(RECORDS SUPPLIED)
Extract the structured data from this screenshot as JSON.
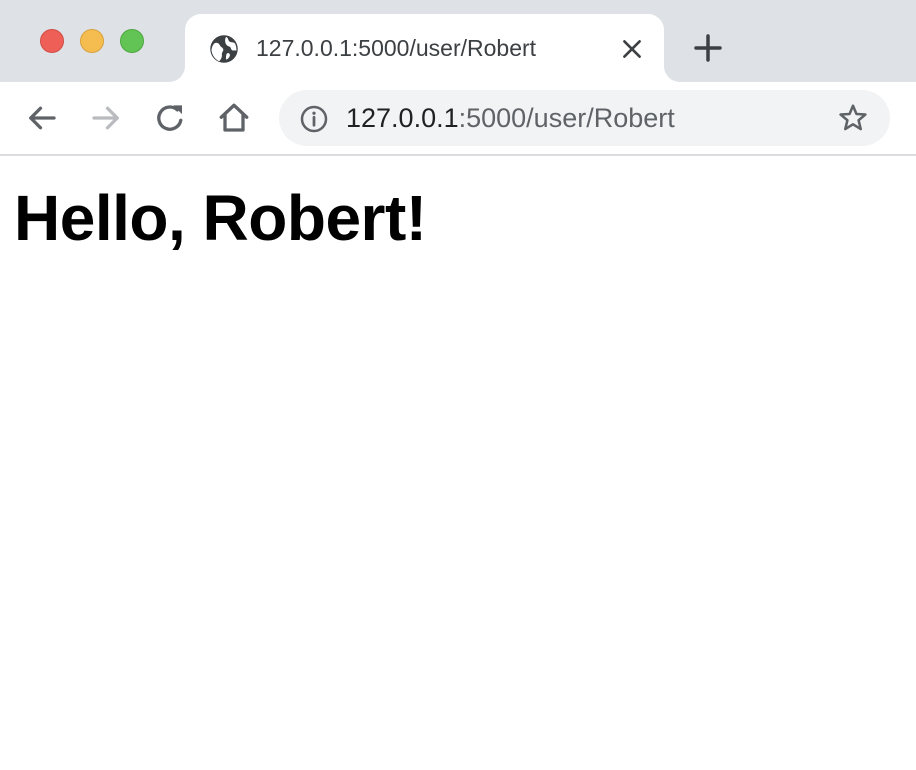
{
  "window": {
    "controls": [
      "close",
      "minimize",
      "zoom"
    ]
  },
  "tab": {
    "title": "127.0.0.1:5000/user/Robert",
    "favicon": "globe-icon",
    "close_icon": "close-icon"
  },
  "newtab": {
    "icon": "plus-icon"
  },
  "toolbar": {
    "back_icon": "arrow-left-icon",
    "forward_icon": "arrow-right-icon",
    "forward_enabled": false,
    "reload_icon": "reload-icon",
    "home_icon": "home-icon"
  },
  "address_bar": {
    "info_icon": "info-icon",
    "host": "127.0.0.1",
    "path": ":5000/user/Robert",
    "bookmark_icon": "star-icon"
  },
  "page": {
    "heading": "Hello, Robert!"
  },
  "colors": {
    "tabstrip": "#dee1e6",
    "omnibox": "#f1f3f4",
    "icon": "#5f6368",
    "icon_disabled": "#b9bbbe",
    "traffic_red": "#ee5f57",
    "traffic_yellow": "#f5bd4f",
    "traffic_green": "#61c454"
  }
}
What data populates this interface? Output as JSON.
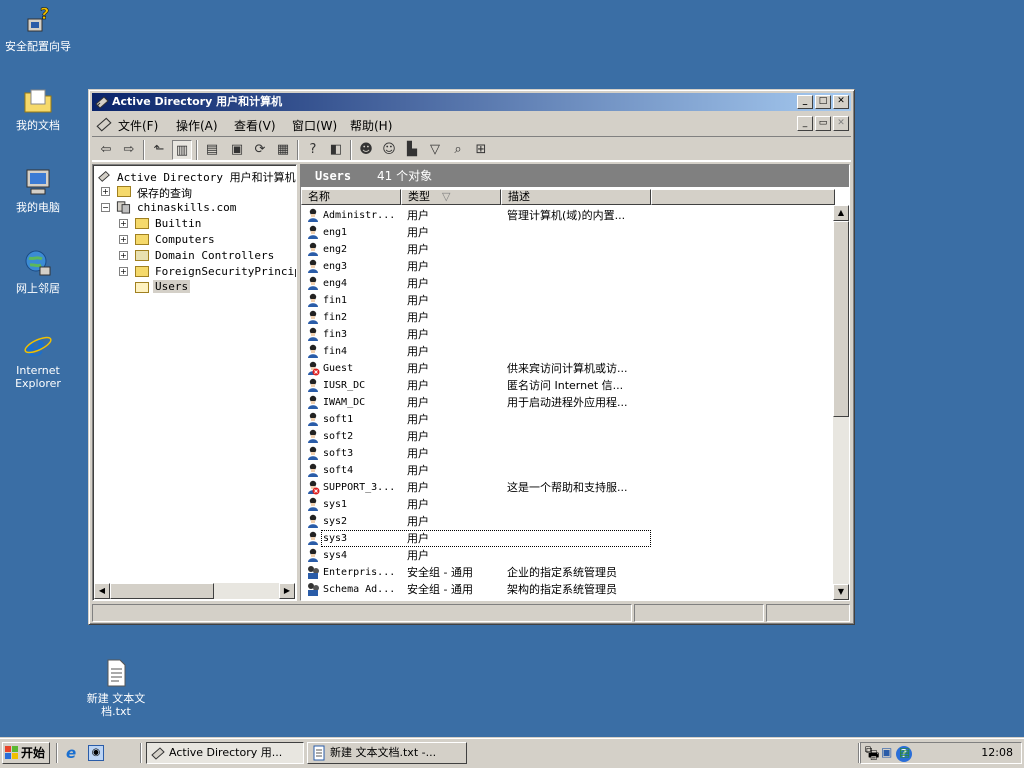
{
  "desktop": {
    "icons": [
      {
        "label": "安全配置向导"
      },
      {
        "label": "我的文档"
      },
      {
        "label": "我的电脑"
      },
      {
        "label": "网上邻居"
      },
      {
        "label": "Internet Explorer"
      },
      {
        "label": "新建 文本文档.txt"
      }
    ]
  },
  "window": {
    "title": "Active Directory 用户和计算机",
    "menu": [
      "文件(F)",
      "操作(A)",
      "查看(V)",
      "窗口(W)",
      "帮助(H)"
    ],
    "tree": {
      "root": "Active Directory 用户和计算机",
      "saved_queries": "保存的查询",
      "domain": "chinaskills.com",
      "children": [
        "Builtin",
        "Computers",
        "Domain Controllers",
        "ForeignSecurityPrincipals",
        "Users"
      ]
    },
    "list": {
      "container": "Users",
      "count": "41 个对象",
      "columns": [
        "名称",
        "类型",
        "描述"
      ],
      "rows": [
        {
          "name": "Administr...",
          "type": "用户",
          "desc": "管理计算机(域)的内置..."
        },
        {
          "name": "eng1",
          "type": "用户",
          "desc": ""
        },
        {
          "name": "eng2",
          "type": "用户",
          "desc": ""
        },
        {
          "name": "eng3",
          "type": "用户",
          "desc": ""
        },
        {
          "name": "eng4",
          "type": "用户",
          "desc": ""
        },
        {
          "name": "fin1",
          "type": "用户",
          "desc": ""
        },
        {
          "name": "fin2",
          "type": "用户",
          "desc": ""
        },
        {
          "name": "fin3",
          "type": "用户",
          "desc": ""
        },
        {
          "name": "fin4",
          "type": "用户",
          "desc": ""
        },
        {
          "name": "Guest",
          "type": "用户",
          "desc": "供来宾访问计算机或访..."
        },
        {
          "name": "IUSR_DC",
          "type": "用户",
          "desc": "匿名访问 Internet 信..."
        },
        {
          "name": "IWAM_DC",
          "type": "用户",
          "desc": "用于启动进程外应用程..."
        },
        {
          "name": "soft1",
          "type": "用户",
          "desc": ""
        },
        {
          "name": "soft2",
          "type": "用户",
          "desc": ""
        },
        {
          "name": "soft3",
          "type": "用户",
          "desc": ""
        },
        {
          "name": "soft4",
          "type": "用户",
          "desc": ""
        },
        {
          "name": "SUPPORT_3...",
          "type": "用户",
          "desc": "这是一个帮助和支持服..."
        },
        {
          "name": "sys1",
          "type": "用户",
          "desc": ""
        },
        {
          "name": "sys2",
          "type": "用户",
          "desc": ""
        },
        {
          "name": "sys3",
          "type": "用户",
          "desc": ""
        },
        {
          "name": "sys4",
          "type": "用户",
          "desc": ""
        },
        {
          "name": "Enterpris...",
          "type": "安全组 - 通用",
          "desc": "企业的指定系统管理员"
        },
        {
          "name": "Schema Ad...",
          "type": "安全组 - 通用",
          "desc": "架构的指定系统管理员"
        }
      ]
    }
  },
  "taskbar": {
    "start": "开始",
    "tasks": [
      "Active Directory 用...",
      "新建 文本文档.txt -..."
    ],
    "clock": "12:08"
  }
}
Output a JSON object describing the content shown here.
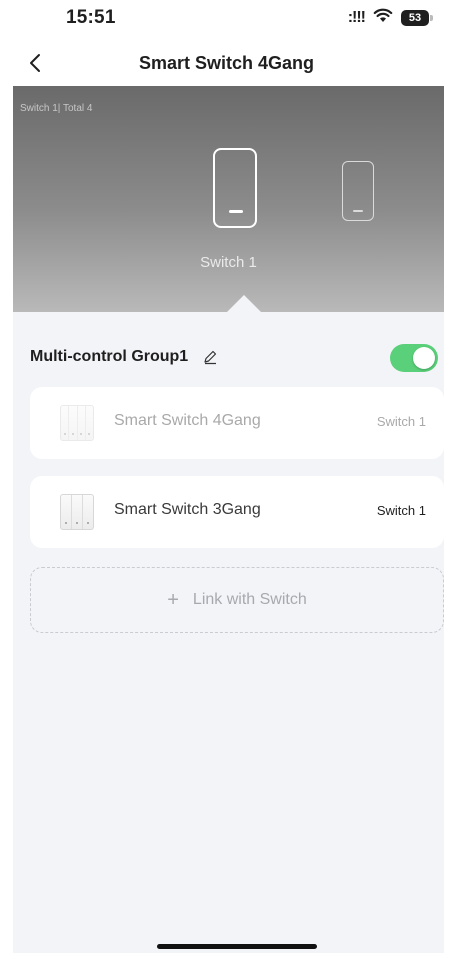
{
  "status_bar": {
    "time": "15:51",
    "signal": ":!!!",
    "battery": "53"
  },
  "nav": {
    "title": "Smart Switch 4Gang"
  },
  "hero": {
    "caption": "Switch 1| Total 4",
    "selected_label": "Switch 1"
  },
  "group": {
    "title": "Multi-control Group1",
    "enabled": true,
    "devices": [
      {
        "name": "Smart Switch 4Gang",
        "switch": "Switch 1",
        "dimmed": true,
        "gangs": 4
      },
      {
        "name": "Smart Switch 3Gang",
        "switch": "Switch 1",
        "dimmed": false,
        "gangs": 3
      }
    ]
  },
  "link_button": {
    "label": "Link with Switch"
  },
  "colors": {
    "toggle_on": "#5ad07a",
    "background": "#f3f4f8"
  }
}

(JOB) Extract the entries in full, exactly as they are, minus the pictures.

(ANSWER TO THE TASK)
Extract the structured data from this screenshot as JSON.
{
  "window": {
    "controls": [
      "close",
      "minimize",
      "zoom"
    ]
  },
  "tab": {
    "title": "127.0.0.1:5000/user/Robert",
    "favicon": "globe-icon",
    "close_icon": "close-icon"
  },
  "newtab": {
    "icon": "plus-icon"
  },
  "toolbar": {
    "back_icon": "arrow-left-icon",
    "forward_icon": "arrow-right-icon",
    "forward_enabled": false,
    "reload_icon": "reload-icon",
    "home_icon": "home-icon"
  },
  "address_bar": {
    "info_icon": "info-icon",
    "host": "127.0.0.1",
    "path": ":5000/user/Robert",
    "bookmark_icon": "star-icon"
  },
  "page": {
    "heading": "Hello, Robert!"
  },
  "colors": {
    "tabstrip": "#dee1e6",
    "omnibox": "#f1f3f4",
    "icon": "#5f6368",
    "icon_disabled": "#b9bbbe",
    "traffic_red": "#ee5f57",
    "traffic_yellow": "#f5bd4f",
    "traffic_green": "#61c454"
  }
}
What data populates this interface? Output as JSON.
{
  "desktop": {
    "icons": [
      {
        "label": "安全配置向导"
      },
      {
        "label": "我的文档"
      },
      {
        "label": "我的电脑"
      },
      {
        "label": "网上邻居"
      },
      {
        "label": "Internet Explorer"
      },
      {
        "label": "新建 文本文档.txt"
      }
    ]
  },
  "window": {
    "title": "Active Directory 用户和计算机",
    "menu": [
      "文件(F)",
      "操作(A)",
      "查看(V)",
      "窗口(W)",
      "帮助(H)"
    ],
    "tree": {
      "root": "Active Directory 用户和计算机",
      "saved_queries": "保存的查询",
      "domain": "chinaskills.com",
      "children": [
        "Builtin",
        "Computers",
        "Domain Controllers",
        "ForeignSecurityPrincipals",
        "Users"
      ]
    },
    "list": {
      "container": "Users",
      "count": "41 个对象",
      "columns": [
        "名称",
        "类型",
        "描述"
      ],
      "rows": [
        {
          "name": "Administr...",
          "type": "用户",
          "desc": "管理计算机(域)的内置..."
        },
        {
          "name": "eng1",
          "type": "用户",
          "desc": ""
        },
        {
          "name": "eng2",
          "type": "用户",
          "desc": ""
        },
        {
          "name": "eng3",
          "type": "用户",
          "desc": ""
        },
        {
          "name": "eng4",
          "type": "用户",
          "desc": ""
        },
        {
          "name": "fin1",
          "type": "用户",
          "desc": ""
        },
        {
          "name": "fin2",
          "type": "用户",
          "desc": ""
        },
        {
          "name": "fin3",
          "type": "用户",
          "desc": ""
        },
        {
          "name": "fin4",
          "type": "用户",
          "desc": ""
        },
        {
          "name": "Guest",
          "type": "用户",
          "desc": "供来宾访问计算机或访..."
        },
        {
          "name": "IUSR_DC",
          "type": "用户",
          "desc": "匿名访问 Internet 信..."
        },
        {
          "name": "IWAM_DC",
          "type": "用户",
          "desc": "用于启动进程外应用程..."
        },
        {
          "name": "soft1",
          "type": "用户",
          "desc": ""
        },
        {
          "name": "soft2",
          "type": "用户",
          "desc": ""
        },
        {
          "name": "soft3",
          "type": "用户",
          "desc": ""
        },
        {
          "name": "soft4",
          "type": "用户",
          "desc": ""
        },
        {
          "name": "SUPPORT_3...",
          "type": "用户",
          "desc": "这是一个帮助和支持服..."
        },
        {
          "name": "sys1",
          "type": "用户",
          "desc": ""
        },
        {
          "name": "sys2",
          "type": "用户",
          "desc": ""
        },
        {
          "name": "sys3",
          "type": "用户",
          "desc": ""
        },
        {
          "name": "sys4",
          "type": "用户",
          "desc": ""
        },
        {
          "name": "Enterpris...",
          "type": "安全组 - 通用",
          "desc": "企业的指定系统管理员"
        },
        {
          "name": "Schema Ad...",
          "type": "安全组 - 通用",
          "desc": "架构的指定系统管理员"
        }
      ]
    }
  },
  "taskbar": {
    "start": "开始",
    "tasks": [
      "Active Directory 用...",
      "新建 文本文档.txt -..."
    ],
    "clock": "12:08"
  }
}
Output a JSON object describing the content shown here.
{
  "status_bar": {
    "time": "15:51",
    "signal": ":!!!",
    "battery": "53"
  },
  "nav": {
    "title": "Smart Switch 4Gang"
  },
  "hero": {
    "caption": "Switch 1| Total 4",
    "selected_label": "Switch 1"
  },
  "group": {
    "title": "Multi-control Group1",
    "enabled": true,
    "devices": [
      {
        "name": "Smart Switch 4Gang",
        "switch": "Switch 1",
        "dimmed": true,
        "gangs": 4
      },
      {
        "name": "Smart Switch 3Gang",
        "switch": "Switch 1",
        "dimmed": false,
        "gangs": 3
      }
    ]
  },
  "link_button": {
    "label": "Link with Switch"
  },
  "colors": {
    "toggle_on": "#5ad07a",
    "background": "#f3f4f8"
  }
}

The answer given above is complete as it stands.